#### A run of records
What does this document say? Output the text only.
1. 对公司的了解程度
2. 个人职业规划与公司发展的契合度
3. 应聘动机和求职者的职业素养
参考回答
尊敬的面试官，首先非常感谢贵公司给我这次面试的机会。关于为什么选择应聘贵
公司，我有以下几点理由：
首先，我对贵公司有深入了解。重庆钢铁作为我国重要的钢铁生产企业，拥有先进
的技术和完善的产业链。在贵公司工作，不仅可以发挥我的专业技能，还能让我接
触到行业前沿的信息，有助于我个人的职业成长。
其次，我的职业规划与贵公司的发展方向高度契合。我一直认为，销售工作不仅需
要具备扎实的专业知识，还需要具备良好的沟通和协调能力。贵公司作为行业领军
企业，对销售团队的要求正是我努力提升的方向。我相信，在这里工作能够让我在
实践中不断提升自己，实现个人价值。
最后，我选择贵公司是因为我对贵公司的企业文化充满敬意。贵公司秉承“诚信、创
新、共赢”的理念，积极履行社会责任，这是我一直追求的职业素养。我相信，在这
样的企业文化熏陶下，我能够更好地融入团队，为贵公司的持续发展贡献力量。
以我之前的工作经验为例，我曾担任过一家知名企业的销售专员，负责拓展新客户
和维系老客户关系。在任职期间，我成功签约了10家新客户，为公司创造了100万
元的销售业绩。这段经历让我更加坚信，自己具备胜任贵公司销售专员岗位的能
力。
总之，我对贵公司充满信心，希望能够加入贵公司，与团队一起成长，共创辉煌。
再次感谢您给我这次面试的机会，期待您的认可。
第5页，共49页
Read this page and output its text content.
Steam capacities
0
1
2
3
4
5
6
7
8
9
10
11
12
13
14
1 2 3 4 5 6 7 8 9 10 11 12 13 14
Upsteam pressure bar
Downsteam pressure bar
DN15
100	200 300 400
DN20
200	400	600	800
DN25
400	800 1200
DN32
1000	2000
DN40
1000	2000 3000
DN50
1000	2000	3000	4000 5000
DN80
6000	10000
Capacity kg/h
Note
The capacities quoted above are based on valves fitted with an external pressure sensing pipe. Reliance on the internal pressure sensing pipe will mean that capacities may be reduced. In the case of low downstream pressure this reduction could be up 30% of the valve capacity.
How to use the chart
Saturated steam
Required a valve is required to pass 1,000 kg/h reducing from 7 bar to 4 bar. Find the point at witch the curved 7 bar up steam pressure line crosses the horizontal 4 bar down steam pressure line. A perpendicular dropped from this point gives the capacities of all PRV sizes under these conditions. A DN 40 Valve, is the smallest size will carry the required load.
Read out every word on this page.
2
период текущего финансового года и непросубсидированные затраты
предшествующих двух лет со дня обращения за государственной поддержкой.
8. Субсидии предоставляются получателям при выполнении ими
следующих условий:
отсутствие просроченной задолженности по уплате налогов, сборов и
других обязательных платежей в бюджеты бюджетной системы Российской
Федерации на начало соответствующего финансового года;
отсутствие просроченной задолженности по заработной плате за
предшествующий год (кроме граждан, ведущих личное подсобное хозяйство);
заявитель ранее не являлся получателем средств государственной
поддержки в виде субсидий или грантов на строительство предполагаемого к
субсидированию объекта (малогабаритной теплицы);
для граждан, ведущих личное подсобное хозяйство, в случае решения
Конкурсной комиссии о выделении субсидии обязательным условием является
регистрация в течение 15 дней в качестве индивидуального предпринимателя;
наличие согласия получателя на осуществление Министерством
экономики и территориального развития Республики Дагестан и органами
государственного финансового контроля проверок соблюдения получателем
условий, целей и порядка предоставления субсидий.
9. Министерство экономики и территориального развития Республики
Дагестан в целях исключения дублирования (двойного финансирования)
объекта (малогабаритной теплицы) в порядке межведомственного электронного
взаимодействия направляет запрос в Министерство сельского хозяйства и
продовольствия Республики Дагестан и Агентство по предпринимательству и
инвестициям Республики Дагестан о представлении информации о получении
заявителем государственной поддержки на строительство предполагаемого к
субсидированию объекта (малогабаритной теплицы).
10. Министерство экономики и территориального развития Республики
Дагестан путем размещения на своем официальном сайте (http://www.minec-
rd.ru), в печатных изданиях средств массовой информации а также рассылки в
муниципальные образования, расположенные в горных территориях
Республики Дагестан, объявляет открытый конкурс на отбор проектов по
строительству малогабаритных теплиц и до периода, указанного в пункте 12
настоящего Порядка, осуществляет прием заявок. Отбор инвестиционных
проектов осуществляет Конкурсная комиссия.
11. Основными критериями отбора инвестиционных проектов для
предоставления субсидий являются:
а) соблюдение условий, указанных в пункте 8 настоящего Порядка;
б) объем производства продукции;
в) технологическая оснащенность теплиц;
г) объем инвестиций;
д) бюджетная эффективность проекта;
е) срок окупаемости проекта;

#### EXERCISE
Restate all of the entries exactly, please.

#### REPLY TO THE EXERCISE
What does this document say? Output the text only.
1. 对公司的了解程度
2. 个人职业规划与公司发展的契合度
3. 应聘动机和求职者的职业素养
参考回答
尊敬的面试官，首先非常感谢贵公司给我这次面试的机会。关于为什么选择应聘贵
公司，我有以下几点理由：
首先，我对贵公司有深入了解。重庆钢铁作为我国重要的钢铁生产企业，拥有先进
的技术和完善的产业链。在贵公司工作，不仅可以发挥我的专业技能，还能让我接
触到行业前沿的信息，有助于我个人的职业成长。
其次，我的职业规划与贵公司的发展方向高度契合。我一直认为，销售工作不仅需
要具备扎实的专业知识，还需要具备良好的沟通和协调能力。贵公司作为行业领军
企业，对销售团队的要求正是我努力提升的方向。我相信，在这里工作能够让我在
实践中不断提升自己，实现个人价值。
最后，我选择贵公司是因为我对贵公司的企业文化充满敬意。贵公司秉承“诚信、创
新、共赢”的理念，积极履行社会责任，这是我一直追求的职业素养。我相信，在这
样的企业文化熏陶下，我能够更好地融入团队，为贵公司的持续发展贡献力量。
以我之前的工作经验为例，我曾担任过一家知名企业的销售专员，负责拓展新客户
和维系老客户关系。在任职期间，我成功签约了10家新客户，为公司创造了100万
元的销售业绩。这段经历让我更加坚信，自己具备胜任贵公司销售专员岗位的能
力。
总之，我对贵公司充满信心，希望能够加入贵公司，与团队一起成长，共创辉煌。
再次感谢您给我这次面试的机会，期待您的认可。
第5页，共49页
Read this page and output its text content.
Steam capacities
0
1
2
3
4
5
6
7
8
9
10
11
12
13
14
1 2 3 4 5 6 7 8 9 10 11 12 13 14
Upsteam pressure bar
Downsteam pressure bar
DN15
100	200 300 400
DN20
200	400	600	800
DN25
400	800 1200
DN32
1000	2000
DN40
1000	2000 3000
DN50
1000	2000	3000	4000 5000
DN80
6000	10000
Capacity kg/h
Note
The capacities quoted above are based on valves fitted with an external pressure sensing pipe. Reliance on the internal pressure sensing pipe will mean that capacities may be reduced. In the case of low downstream pressure this reduction could be up 30% of the valve capacity.
How to use the chart
Saturated steam
Required a valve is required to pass 1,000 kg/h reducing from 7 bar to 4 bar. Find the point at witch the curved 7 bar up steam pressure line crosses the horizontal 4 bar down steam pressure line. A perpendicular dropped from this point gives the capacities of all PRV sizes under these conditions. A DN 40 Valve, is the smallest size will carry the required load.
Read out every word on this page.
2
период текущего финансового года и непросубсидированные затраты
предшествующих двух лет со дня обращения за государственной поддержкой.
8. Субсидии предоставляются получателям при выполнении ими
следующих условий:
отсутствие просроченной задолженности по уплате налогов, сборов и
других обязательных платежей в бюджеты бюджетной системы Российской
Федерации на начало соответствующего финансового года;
отсутствие просроченной задолженности по заработной плате за
предшествующий год (кроме граждан, ведущих личное подсобное хозяйство);
заявитель ранее не являлся получателем средств государственной
поддержки в виде субсидий или грантов на строительство предполагаемого к
субсидированию объекта (малогабаритной теплицы);
для граждан, ведущих личное подсобное хозяйство, в случае решения
Конкурсной комиссии о выделении субсидии обязательным условием является
регистрация в течение 15 дней в качестве индивидуального предпринимателя;
наличие согласия получателя на осуществление Министерством
экономики и территориального развития Республики Дагестан и органами
государственного финансового контроля проверок соблюдения получателем
условий, целей и порядка предоставления субсидий.
9. Министерство экономики и территориального развития Республики
Дагестан в целях исключения дублирования (двойного финансирования)
объекта (малогабаритной теплицы) в порядке межведомственного электронного
взаимодействия направляет запрос в Министерство сельского хозяйства и
продовольствия Республики Дагестан и Агентство по предпринимательству и
инвестициям Республики Дагестан о представлении информации о получении
заявителем государственной поддержки на строительство предполагаемого к
субсидированию объекта (малогабаритной теплицы).
10. Министерство экономики и территориального развития Республики
Дагестан путем размещения на своем официальном сайте (http://www.minec-
rd.ru), в печатных изданиях средств массовой информации а также рассылки в
муниципальные образования, расположенные в горных территориях
Республики Дагестан, объявляет открытый конкурс на отбор проектов по
строительству малогабаритных теплиц и до периода, указанного в пункте 12
настоящего Порядка, осуществляет прием заявок. Отбор инвестиционных
проектов осуществляет Конкурсная комиссия.
11. Основными критериями отбора инвестиционных проектов для
предоставления субсидий являются:
а) соблюдение условий, указанных в пункте 8 настоящего Порядка;
б) объем производства продукции;
в) технологическая оснащенность теплиц;
г) объем инвестиций;
д) бюджетная эффективность проекта;
е) срок окупаемости проекта;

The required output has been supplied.